(BRIEF) Write the data out again in full, with no departure from the original.

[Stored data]
┌──

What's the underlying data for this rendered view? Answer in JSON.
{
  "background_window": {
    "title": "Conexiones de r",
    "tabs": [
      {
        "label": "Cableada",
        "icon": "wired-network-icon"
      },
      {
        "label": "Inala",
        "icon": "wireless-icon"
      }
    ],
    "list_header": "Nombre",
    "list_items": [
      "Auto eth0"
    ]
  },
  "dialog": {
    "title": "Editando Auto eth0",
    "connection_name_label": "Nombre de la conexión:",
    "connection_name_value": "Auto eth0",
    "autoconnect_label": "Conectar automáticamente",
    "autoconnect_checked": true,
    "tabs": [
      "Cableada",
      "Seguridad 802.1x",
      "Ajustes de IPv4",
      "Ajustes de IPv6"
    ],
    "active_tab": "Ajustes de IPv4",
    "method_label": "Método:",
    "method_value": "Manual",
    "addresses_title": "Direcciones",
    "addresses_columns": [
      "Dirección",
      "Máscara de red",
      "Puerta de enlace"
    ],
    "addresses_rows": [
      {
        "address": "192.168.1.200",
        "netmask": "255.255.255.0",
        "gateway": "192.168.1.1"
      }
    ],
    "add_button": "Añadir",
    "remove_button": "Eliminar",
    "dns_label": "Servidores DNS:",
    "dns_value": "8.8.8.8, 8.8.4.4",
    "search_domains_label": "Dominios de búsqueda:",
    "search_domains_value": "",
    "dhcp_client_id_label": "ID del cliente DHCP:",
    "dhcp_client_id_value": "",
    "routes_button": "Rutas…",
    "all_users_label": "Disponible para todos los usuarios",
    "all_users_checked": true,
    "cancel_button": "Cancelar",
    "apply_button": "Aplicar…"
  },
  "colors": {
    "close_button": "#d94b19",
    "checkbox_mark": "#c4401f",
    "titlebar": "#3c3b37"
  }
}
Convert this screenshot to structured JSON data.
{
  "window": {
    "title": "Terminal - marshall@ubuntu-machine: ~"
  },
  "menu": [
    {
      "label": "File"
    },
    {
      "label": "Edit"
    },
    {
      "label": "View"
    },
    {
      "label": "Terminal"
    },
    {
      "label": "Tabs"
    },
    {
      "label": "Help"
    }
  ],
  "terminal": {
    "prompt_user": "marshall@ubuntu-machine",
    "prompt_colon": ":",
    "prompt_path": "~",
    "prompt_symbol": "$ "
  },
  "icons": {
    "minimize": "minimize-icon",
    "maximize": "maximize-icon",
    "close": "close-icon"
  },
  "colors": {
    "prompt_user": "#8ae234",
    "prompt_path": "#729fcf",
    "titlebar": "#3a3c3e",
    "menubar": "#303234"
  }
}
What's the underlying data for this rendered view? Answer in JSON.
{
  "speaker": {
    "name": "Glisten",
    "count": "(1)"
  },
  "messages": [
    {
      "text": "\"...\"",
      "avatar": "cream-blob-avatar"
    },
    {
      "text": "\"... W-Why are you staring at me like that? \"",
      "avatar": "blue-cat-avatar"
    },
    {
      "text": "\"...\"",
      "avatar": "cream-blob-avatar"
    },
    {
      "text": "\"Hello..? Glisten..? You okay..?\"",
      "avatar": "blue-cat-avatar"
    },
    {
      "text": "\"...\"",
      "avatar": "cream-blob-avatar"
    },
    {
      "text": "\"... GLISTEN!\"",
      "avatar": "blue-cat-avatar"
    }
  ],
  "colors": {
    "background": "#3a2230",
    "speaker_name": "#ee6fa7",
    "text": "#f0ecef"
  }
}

└──

(EXERCISE ANSWER)
What's the underlying data for this rendered view? Answer in JSON.
{
  "background_window": {
    "title": "Conexiones de r",
    "tabs": [
      {
        "label": "Cableada",
        "icon": "wired-network-icon"
      },
      {
        "label": "Inala",
        "icon": "wireless-icon"
      }
    ],
    "list_header": "Nombre",
    "list_items": [
      "Auto eth0"
    ]
  },
  "dialog": {
    "title": "Editando Auto eth0",
    "connection_name_label": "Nombre de la conexión:",
    "connection_name_value": "Auto eth0",
    "autoconnect_label": "Conectar automáticamente",
    "autoconnect_checked": true,
    "tabs": [
      "Cableada",
      "Seguridad 802.1x",
      "Ajustes de IPv4",
      "Ajustes de IPv6"
    ],
    "active_tab": "Ajustes de IPv4",
    "method_label": "Método:",
    "method_value": "Manual",
    "addresses_title": "Direcciones",
    "addresses_columns": [
      "Dirección",
      "Máscara de red",
      "Puerta de enlace"
    ],
    "addresses_rows": [
      {
        "address": "192.168.1.200",
        "netmask": "255.255.255.0",
        "gateway": "192.168.1.1"
      }
    ],
    "add_button": "Añadir",
    "remove_button": "Eliminar",
    "dns_label": "Servidores DNS:",
    "dns_value": "8.8.8.8, 8.8.4.4",
    "search_domains_label": "Dominios de búsqueda:",
    "search_domains_value": "",
    "dhcp_client_id_label": "ID del cliente DHCP:",
    "dhcp_client_id_value": "",
    "routes_button": "Rutas…",
    "all_users_label": "Disponible para todos los usuarios",
    "all_users_checked": true,
    "cancel_button": "Cancelar",
    "apply_button": "Aplicar…"
  },
  "colors": {
    "close_button": "#d94b19",
    "checkbox_mark": "#c4401f",
    "titlebar": "#3c3b37"
  }
}
Convert this screenshot to structured JSON data.
{
  "window": {
    "title": "Terminal - marshall@ubuntu-machine: ~"
  },
  "menu": [
    {
      "label": "File"
    },
    {
      "label": "Edit"
    },
    {
      "label": "View"
    },
    {
      "label": "Terminal"
    },
    {
      "label": "Tabs"
    },
    {
      "label": "Help"
    }
  ],
  "terminal": {
    "prompt_user": "marshall@ubuntu-machine",
    "prompt_colon": ":",
    "prompt_path": "~",
    "prompt_symbol": "$ "
  },
  "icons": {
    "minimize": "minimize-icon",
    "maximize": "maximize-icon",
    "close": "close-icon"
  },
  "colors": {
    "prompt_user": "#8ae234",
    "prompt_path": "#729fcf",
    "titlebar": "#3a3c3e",
    "menubar": "#303234"
  }
}
What's the underlying data for this rendered view? Answer in JSON.
{
  "speaker": {
    "name": "Glisten",
    "count": "(1)"
  },
  "messages": [
    {
      "text": "\"...\"",
      "avatar": "cream-blob-avatar"
    },
    {
      "text": "\"... W-Why are you staring at me like that? \"",
      "avatar": "blue-cat-avatar"
    },
    {
      "text": "\"...\"",
      "avatar": "cream-blob-avatar"
    },
    {
      "text": "\"Hello..? Glisten..? You okay..?\"",
      "avatar": "blue-cat-avatar"
    },
    {
      "text": "\"...\"",
      "avatar": "cream-blob-avatar"
    },
    {
      "text": "\"... GLISTEN!\"",
      "avatar": "blue-cat-avatar"
    }
  ],
  "colors": {
    "background": "#3a2230",
    "speaker_name": "#ee6fa7",
    "text": "#f0ecef"
  }
}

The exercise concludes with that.